GIVEN RECORDS ->
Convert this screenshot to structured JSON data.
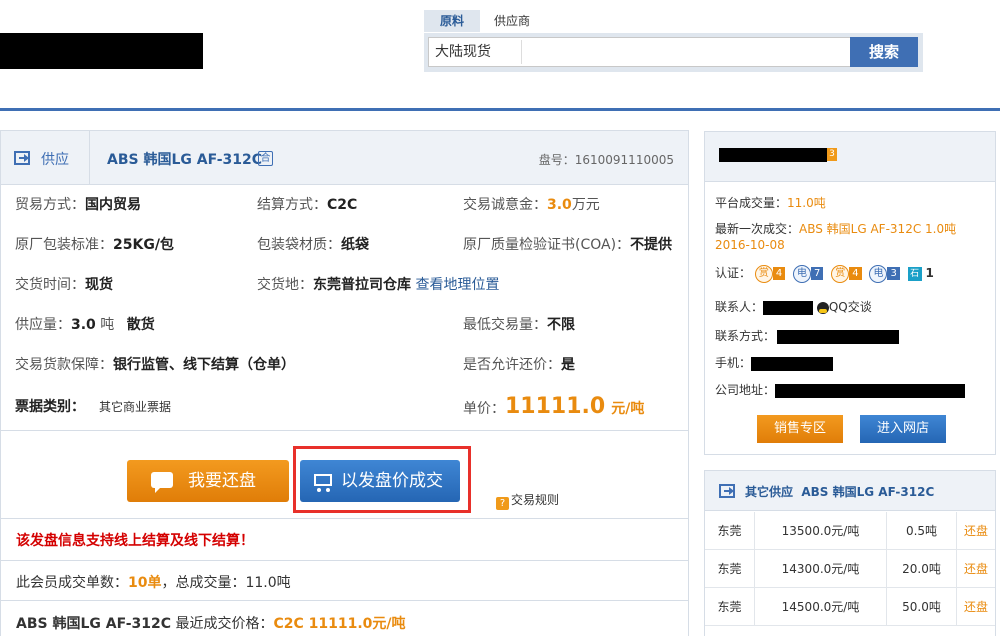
{
  "search": {
    "tabs": [
      {
        "label": "原料",
        "active": true
      },
      {
        "label": "供应商",
        "active": false
      }
    ],
    "value": "大陆现货",
    "button": "搜索"
  },
  "offer": {
    "type_label": "供应",
    "product": "ABS 韩国LG AF-312C",
    "lot_label": "盘号：",
    "lot_no": "1610091110005",
    "fields": {
      "trade_mode": {
        "label": "贸易方式：",
        "value": "国内贸易"
      },
      "settle_mode": {
        "label": "结算方式：",
        "value": "C2C"
      },
      "deposit": {
        "label": "交易诚意金：",
        "value": "3.0",
        "unit": "万元"
      },
      "pack_std": {
        "label": "原厂包装标准：",
        "value": "25KG/包"
      },
      "bag_material": {
        "label": "包装袋材质：",
        "value": "纸袋"
      },
      "coa": {
        "label": "原厂质量检验证书(COA)：",
        "value": "不提供"
      },
      "delivery_time": {
        "label": "交货时间：",
        "value": "现货"
      },
      "delivery_place": {
        "label": "交货地：",
        "value": "东莞普拉司仓库",
        "link": "查看地理位置"
      },
      "supply_qty": {
        "label": "供应量：",
        "value": "3.0",
        "unit": "吨",
        "extra": "散货"
      },
      "min_qty": {
        "label": "最低交易量：",
        "value": "不限"
      },
      "guarantee": {
        "label": "交易货款保障：",
        "value": "银行监管、线下结算（仓单）"
      },
      "bargain": {
        "label": "是否允许还价：",
        "value": "是"
      },
      "bill_type": {
        "label": "票据类别：",
        "value": "其它商业票据"
      },
      "price": {
        "label": "单价：",
        "value": "11111.0",
        "unit": "元/吨"
      }
    },
    "counter_button": "我要还盘",
    "deal_button": "以发盘价成交",
    "rules_link": "交易规则",
    "notice": "该发盘信息支持线上结算及线下结算！",
    "stat": {
      "prefix": "此会员成交单数：",
      "orders": "10单",
      "mid": "，总成交量：",
      "volume": "11.0吨"
    },
    "last_price": {
      "product": "ABS 韩国LG AF-312C",
      "label": "最近成交价格：",
      "value": "C2C 11111.0元/吨"
    }
  },
  "seller": {
    "badge": "3",
    "platform_volume": {
      "label": "平台成交量：",
      "value": "11.0吨"
    },
    "last_deal": {
      "label": "最新一次成交：",
      "value": "ABS 韩国LG AF-312C 1.0吨 2016-10-08"
    },
    "cert": {
      "label": "认证：",
      "items": [
        {
          "glyph": "赏",
          "n": "4"
        },
        {
          "glyph": "电",
          "n": "7"
        },
        {
          "glyph": "赏",
          "n": "4"
        },
        {
          "glyph": "电",
          "n": "3"
        }
      ],
      "stone": "石",
      "stone_n": "1"
    },
    "contact": {
      "label": "联系人：",
      "qq": "QQ交谈"
    },
    "contact_method": {
      "label": "联系方式："
    },
    "phone": {
      "label": "手机："
    },
    "address": {
      "label": "公司地址："
    },
    "sales_button": "销售专区",
    "shop_button": "进入网店"
  },
  "other": {
    "title_prefix": "其它供应",
    "product": "ABS 韩国LG AF-312C",
    "rows": [
      {
        "place": "东莞",
        "price": "13500.0元/吨",
        "qty": "0.5吨",
        "action": "还盘"
      },
      {
        "place": "东莞",
        "price": "14300.0元/吨",
        "qty": "20.0吨",
        "action": "还盘"
      },
      {
        "place": "东莞",
        "price": "14500.0元/吨",
        "qty": "50.0吨",
        "action": "还盘"
      }
    ]
  }
}
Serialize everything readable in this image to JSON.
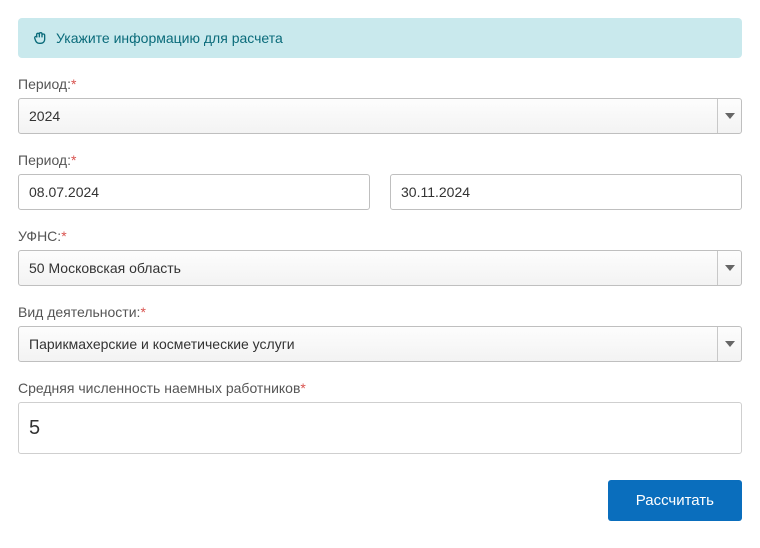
{
  "banner": {
    "text": "Укажите информацию для расчета"
  },
  "fields": {
    "period_year": {
      "label": "Период:",
      "value": "2024"
    },
    "date_from": {
      "value": "08.07.2024"
    },
    "date_to": {
      "value": "30.11.2024"
    },
    "period2_label": "Период:",
    "ufns": {
      "label": "УФНС:",
      "value": "50 Московская область"
    },
    "activity": {
      "label": "Вид деятельности:",
      "value": "Парикмахерские и косметические услуги"
    },
    "employees": {
      "label": "Средняя численность наемных работников",
      "value": "5"
    }
  },
  "buttons": {
    "calculate": "Рассчитать"
  }
}
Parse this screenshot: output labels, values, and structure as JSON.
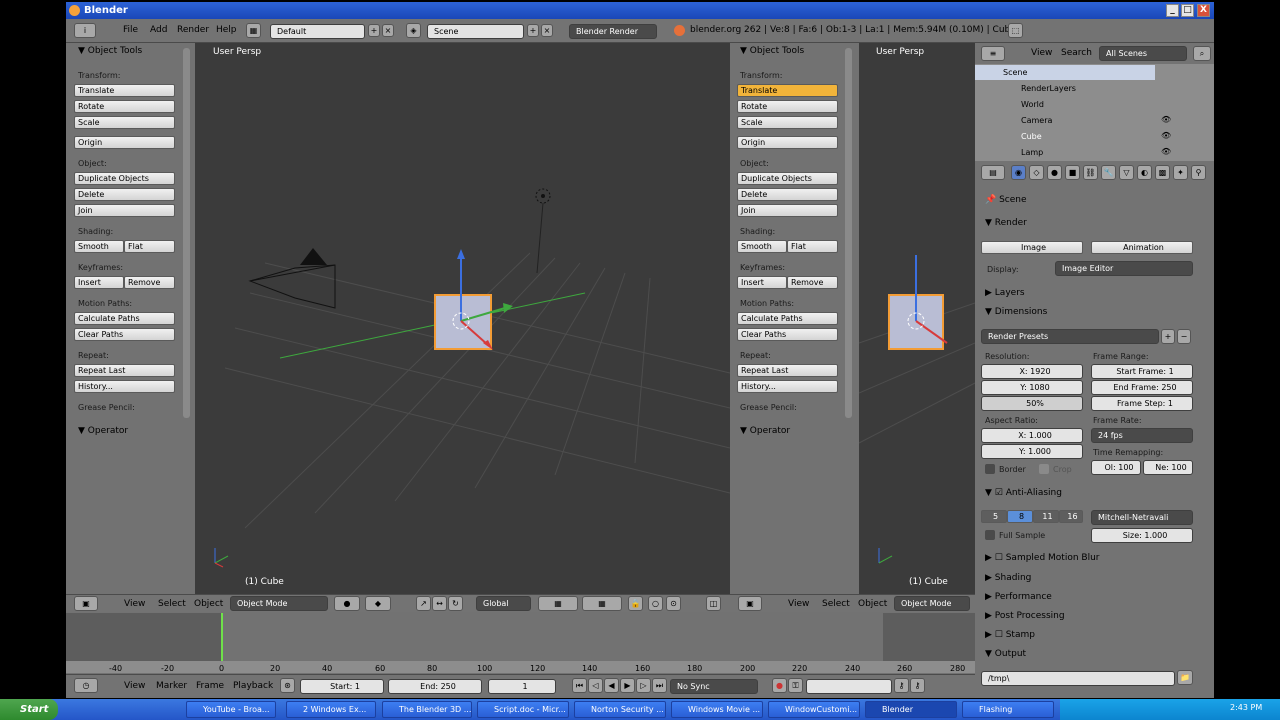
{
  "window": {
    "title": "Blender",
    "close": "X",
    "min": "_",
    "max": "□"
  },
  "infobar": {
    "menus": [
      "File",
      "Add",
      "Render",
      "Help"
    ],
    "layout": "Default",
    "scene": "Scene",
    "engine": "Blender Render",
    "stats": "blender.org 262 | Ve:8 | Fa:6 | Ob:1-3 | La:1 | Mem:5.94M (0.10M) | Cube"
  },
  "toolshelf": {
    "title": "Object Tools",
    "transform": "Transform:",
    "translate": "Translate",
    "rotate": "Rotate",
    "scale": "Scale",
    "origin": "Origin",
    "object": "Object:",
    "duplicate": "Duplicate Objects",
    "delete": "Delete",
    "join": "Join",
    "shading": "Shading:",
    "smooth": "Smooth",
    "flat": "Flat",
    "keyframes": "Keyframes:",
    "insert": "Insert",
    "remove": "Remove",
    "motion_paths": "Motion Paths:",
    "calc_paths": "Calculate Paths",
    "clear_paths": "Clear Paths",
    "repeat": "Repeat:",
    "repeat_last": "Repeat Last",
    "history": "History...",
    "grease_pencil": "Grease Pencil:",
    "operator": "Operator"
  },
  "viewport": {
    "label": "User Persp",
    "object": "(1) Cube"
  },
  "view3d_header": {
    "view": "View",
    "select": "Select",
    "object": "Object",
    "mode": "Object Mode",
    "orientation": "Global"
  },
  "outliner": {
    "view": "View",
    "search": "Search",
    "filter": "All Scenes",
    "items": [
      "Scene",
      "RenderLayers",
      "World",
      "Camera",
      "Cube",
      "Lamp"
    ]
  },
  "properties": {
    "context": "Scene",
    "render": "Render",
    "image": "Image",
    "animation": "Animation",
    "display_label": "Display:",
    "display_value": "Image Editor",
    "layers": "Layers",
    "dimensions": "Dimensions",
    "presets": "Render Presets",
    "resolution": "Resolution:",
    "res_x": "X: 1920",
    "res_y": "Y: 1080",
    "res_pct": "50%",
    "frame_range": "Frame Range:",
    "start_frame": "Start Frame: 1",
    "end_frame": "End Frame: 250",
    "frame_step": "Frame Step: 1",
    "aspect": "Aspect Ratio:",
    "asp_x": "X: 1.000",
    "asp_y": "Y: 1.000",
    "frame_rate": "Frame Rate:",
    "fps": "24 fps",
    "time_remap": "Time Remapping:",
    "old": "Ol: 100",
    "new": "Ne: 100",
    "border": "Border",
    "crop": "Crop",
    "aa": "Anti-Aliasing",
    "aa_opts": [
      "5",
      "8",
      "11",
      "16"
    ],
    "filter": "Mitchell-Netravali",
    "full_sample": "Full Sample",
    "size": "Size: 1.000",
    "motion_blur": "Sampled Motion Blur",
    "shading": "Shading",
    "performance": "Performance",
    "post": "Post Processing",
    "stamp": "Stamp",
    "output": "Output",
    "path": "/tmp\\"
  },
  "timeline": {
    "ticks": [
      "-40",
      "-20",
      "0",
      "20",
      "40",
      "60",
      "80",
      "100",
      "120",
      "140",
      "160",
      "180",
      "200",
      "220",
      "240",
      "260",
      "280"
    ],
    "view": "View",
    "marker": "Marker",
    "frame": "Frame",
    "playback": "Playback",
    "start": "Start: 1",
    "end": "End: 250",
    "current": "1",
    "sync": "No Sync"
  },
  "taskbar": {
    "start": "Start",
    "tasks": [
      "YouTube - Broa...",
      "2 Windows Ex...",
      "The Blender 3D ...",
      "Script.doc - Micr...",
      "Norton Security ...",
      "Windows Movie ...",
      "WindowCustomi...",
      "Blender",
      "Flashing"
    ],
    "clock": "2:43 PM"
  }
}
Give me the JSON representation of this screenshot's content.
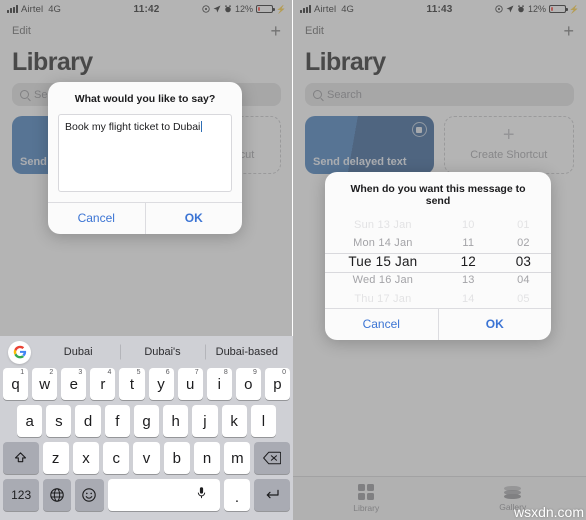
{
  "left": {
    "status": {
      "carrier": "Airtel",
      "network": "4G",
      "time": "11:42",
      "battery_pct": "12%",
      "icons": [
        "signal-bars-icon",
        "location-arrow-icon",
        "alarm-icon",
        "battery-icon",
        "bolt-icon"
      ]
    },
    "nav": {
      "edit": "Edit",
      "add": "+"
    },
    "title": "Library",
    "search": {
      "placeholder": "Search"
    },
    "cards": [
      {
        "label": "Send delayed text",
        "type": "filled"
      },
      {
        "label": "Create Shortcut",
        "type": "empty"
      }
    ],
    "dialog": {
      "title": "What would you like to say?",
      "text": "Book my flight ticket to Dubai",
      "cancel": "Cancel",
      "ok": "OK"
    },
    "keyboard": {
      "suggestions": [
        "Dubai",
        "Dubai's",
        "Dubai-based"
      ],
      "row1": [
        {
          "k": "q",
          "n": "1"
        },
        {
          "k": "w",
          "n": "2"
        },
        {
          "k": "e",
          "n": "3"
        },
        {
          "k": "r",
          "n": "4"
        },
        {
          "k": "t",
          "n": "5"
        },
        {
          "k": "y",
          "n": "6"
        },
        {
          "k": "u",
          "n": "7"
        },
        {
          "k": "i",
          "n": "8"
        },
        {
          "k": "o",
          "n": "9"
        },
        {
          "k": "p",
          "n": "0"
        }
      ],
      "row2": [
        "a",
        "s",
        "d",
        "f",
        "g",
        "h",
        "j",
        "k",
        "l"
      ],
      "row3": [
        "z",
        "x",
        "c",
        "v",
        "b",
        "n",
        "m"
      ],
      "shift": "shift-icon",
      "backspace": "backspace-icon",
      "numeric": "123",
      "globe": "globe-icon",
      "emoji": "emoji-icon",
      "space": "",
      "mic": "mic-icon",
      "period": ".",
      "enter": "return-icon"
    }
  },
  "right": {
    "status": {
      "carrier": "Airtel",
      "network": "4G",
      "time": "11:43",
      "battery_pct": "12%"
    },
    "nav": {
      "edit": "Edit",
      "add": "+"
    },
    "title": "Library",
    "search": {
      "placeholder": "Search"
    },
    "cards": [
      {
        "label": "Send delayed text",
        "type": "filled"
      },
      {
        "label": "Create Shortcut",
        "type": "empty"
      }
    ],
    "tabs": [
      {
        "label": "Library",
        "icon": "grid-icon"
      },
      {
        "label": "Gallery",
        "icon": "stack-icon"
      }
    ],
    "dialog": {
      "title": "When do you want this message to send",
      "cancel": "Cancel",
      "ok": "OK",
      "picker": {
        "day": [
          "Sun 13 Jan",
          "Mon 14 Jan",
          "Tue 15 Jan",
          "Wed 16 Jan",
          "Thu 17 Jan"
        ],
        "hour": [
          "10",
          "11",
          "12",
          "13",
          "14"
        ],
        "minute": [
          "01",
          "02",
          "03",
          "04",
          "05"
        ],
        "selected_index": 2,
        "selected": {
          "day": "Tue 15 Jan",
          "hour": "12",
          "minute": "03"
        }
      }
    }
  },
  "watermark": "wsxdn.com",
  "colors": {
    "accent_blue": "#3b74d4",
    "card_blue": "#2f6fb5",
    "battery_red": "#ff3b30",
    "dim": "rgba(120,120,120,0.55)"
  }
}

DIRECTIVE ->
Check each line of the records for the word "filter", and show the lines that contain it.

FINAL RESULT ->
    "filter": "All Scenes",
    "filter": "Mitchell-Netravali",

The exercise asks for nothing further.